### TASK REQUIREMENTS
Extract from the listing each line in which the word "slot" appears.
** BEGIN DATA ENTRIES **
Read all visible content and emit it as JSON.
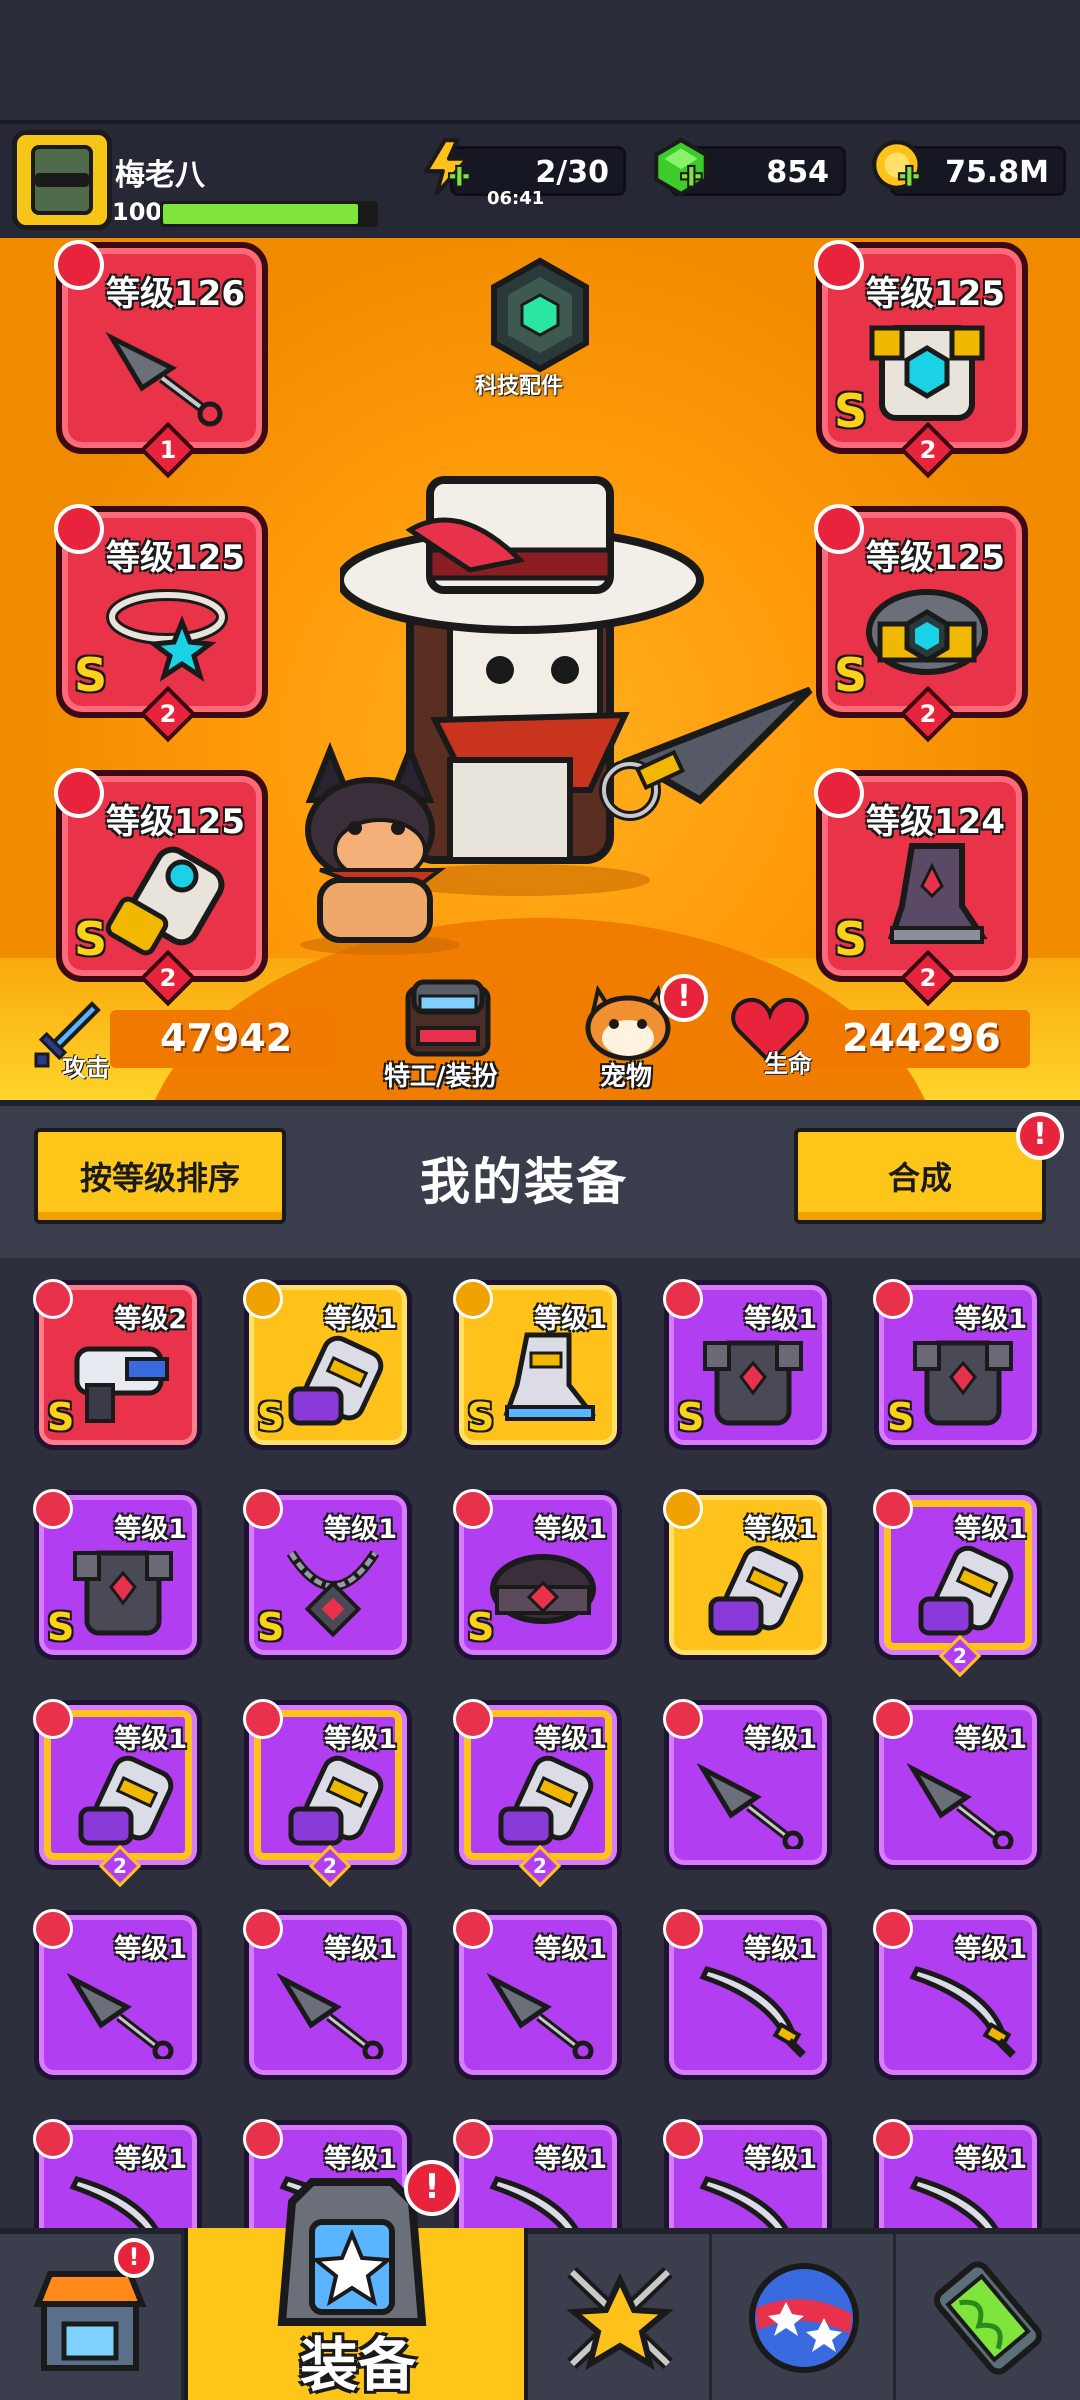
{
  "player": {
    "name": "梅老八",
    "level": "100",
    "xp_fraction": 0.92
  },
  "resources": {
    "energy": {
      "value": "2/30",
      "timer": "06:41",
      "icon": "lightning-icon"
    },
    "gems": {
      "value": "854",
      "icon": "green-gem-icon"
    },
    "gold": {
      "value": "75.8M",
      "icon": "gold-coin-icon"
    }
  },
  "tech_parts": {
    "label": "科技配件",
    "icon": "hexagon-chip-icon"
  },
  "equipped": [
    {
      "slot": "weapon",
      "level_text": "等级126",
      "grade": "",
      "stars": "1",
      "icon": "kunai-icon",
      "type_icon": "weapon-type-icon"
    },
    {
      "slot": "armor",
      "level_text": "等级125",
      "grade": "S",
      "stars": "2",
      "icon": "armor-icon",
      "type_icon": "armor-type-icon"
    },
    {
      "slot": "necklace",
      "level_text": "等级125",
      "grade": "S",
      "stars": "2",
      "icon": "necklace-icon",
      "type_icon": "necklace-type-icon"
    },
    {
      "slot": "belt",
      "level_text": "等级125",
      "grade": "S",
      "stars": "2",
      "icon": "belt-icon",
      "type_icon": "belt-type-icon"
    },
    {
      "slot": "gloves",
      "level_text": "等级125",
      "grade": "S",
      "stars": "2",
      "icon": "gauntlet-icon",
      "type_icon": "glove-type-icon"
    },
    {
      "slot": "boots",
      "level_text": "等级124",
      "grade": "S",
      "stars": "2",
      "icon": "boots-icon",
      "type_icon": "boots-type-icon"
    }
  ],
  "stats": {
    "attack": {
      "label": "攻击",
      "value": "47942"
    },
    "hp": {
      "label": "生命",
      "value": "244296"
    }
  },
  "center_buttons": {
    "agent_outfit": "特工/装扮",
    "pet": "宠物"
  },
  "toolbar": {
    "sort_label": "按等级排序",
    "title": "我的装备",
    "merge_label": "合成",
    "merge_alert": "!",
    "pet_alert": "!"
  },
  "inventory": [
    {
      "level_text": "等级2",
      "grade": "S",
      "rarity": "red",
      "icon": "blaster-icon",
      "stars": ""
    },
    {
      "level_text": "等级1",
      "grade": "S",
      "rarity": "yellow",
      "icon": "gauntlet-icon",
      "stars": ""
    },
    {
      "level_text": "等级1",
      "grade": "S",
      "rarity": "yellow",
      "icon": "boots-icon",
      "stars": ""
    },
    {
      "level_text": "等级1",
      "grade": "S",
      "rarity": "purple",
      "icon": "armor-icon",
      "stars": ""
    },
    {
      "level_text": "等级1",
      "grade": "S",
      "rarity": "purple",
      "icon": "armor-icon",
      "stars": ""
    },
    {
      "level_text": "等级1",
      "grade": "S",
      "rarity": "purple",
      "icon": "armor-icon",
      "stars": ""
    },
    {
      "level_text": "等级1",
      "grade": "S",
      "rarity": "purple",
      "icon": "necklace-icon",
      "stars": ""
    },
    {
      "level_text": "等级1",
      "grade": "S",
      "rarity": "purple",
      "icon": "belt-icon",
      "stars": ""
    },
    {
      "level_text": "等级1",
      "grade": "",
      "rarity": "yellow",
      "icon": "gauntlet-icon",
      "stars": ""
    },
    {
      "level_text": "等级1",
      "grade": "",
      "rarity": "purple-framed",
      "icon": "gauntlet-icon",
      "stars": "2"
    },
    {
      "level_text": "等级1",
      "grade": "",
      "rarity": "purple-framed",
      "icon": "gauntlet-icon",
      "stars": "2"
    },
    {
      "level_text": "等级1",
      "grade": "",
      "rarity": "purple-framed",
      "icon": "gauntlet-icon",
      "stars": "2"
    },
    {
      "level_text": "等级1",
      "grade": "",
      "rarity": "purple-framed",
      "icon": "gauntlet-icon",
      "stars": "2"
    },
    {
      "level_text": "等级1",
      "grade": "",
      "rarity": "purple",
      "icon": "kunai-icon",
      "stars": ""
    },
    {
      "level_text": "等级1",
      "grade": "",
      "rarity": "purple",
      "icon": "kunai-icon",
      "stars": ""
    },
    {
      "level_text": "等级1",
      "grade": "",
      "rarity": "purple",
      "icon": "kunai-icon",
      "stars": ""
    },
    {
      "level_text": "等级1",
      "grade": "",
      "rarity": "purple",
      "icon": "kunai-icon",
      "stars": ""
    },
    {
      "level_text": "等级1",
      "grade": "",
      "rarity": "purple",
      "icon": "kunai-icon",
      "stars": ""
    },
    {
      "level_text": "等级1",
      "grade": "",
      "rarity": "purple",
      "icon": "katana-icon",
      "stars": ""
    },
    {
      "level_text": "等级1",
      "grade": "",
      "rarity": "purple",
      "icon": "katana-icon",
      "stars": ""
    },
    {
      "level_text": "等级1",
      "grade": "",
      "rarity": "purple",
      "icon": "katana-icon",
      "stars": ""
    },
    {
      "level_text": "等级1",
      "grade": "",
      "rarity": "purple",
      "icon": "katana-icon",
      "stars": ""
    },
    {
      "level_text": "等级1",
      "grade": "",
      "rarity": "purple",
      "icon": "katana-icon",
      "stars": ""
    },
    {
      "level_text": "等级1",
      "grade": "",
      "rarity": "purple",
      "icon": "katana-icon",
      "stars": ""
    },
    {
      "level_text": "等级1",
      "grade": "",
      "rarity": "purple",
      "icon": "katana-icon",
      "stars": ""
    }
  ],
  "nav": [
    {
      "name": "nav-shop",
      "icon": "shop-icon",
      "alert": "!"
    },
    {
      "name": "nav-equipment",
      "label": "装备",
      "icon": "backpack-icon",
      "alert": "!",
      "active": true
    },
    {
      "name": "nav-battle",
      "icon": "crossed-swords-star-icon"
    },
    {
      "name": "nav-talents",
      "icon": "star-orb-icon"
    },
    {
      "name": "nav-evolve",
      "icon": "dna-capsule-icon"
    }
  ],
  "colors": {
    "rarity_purple": "#b13ef0",
    "rarity_yellow": "#ffc21a",
    "rarity_red": "#e8334a",
    "accent_orange": "#ff9a0a"
  }
}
** END DATA ENTRIES **
### THE ANSWER
      "slot": "weapon",
      "slot": "armor",
      "slot": "necklace",
      "slot": "belt",
      "slot": "gloves",
      "slot": "boots",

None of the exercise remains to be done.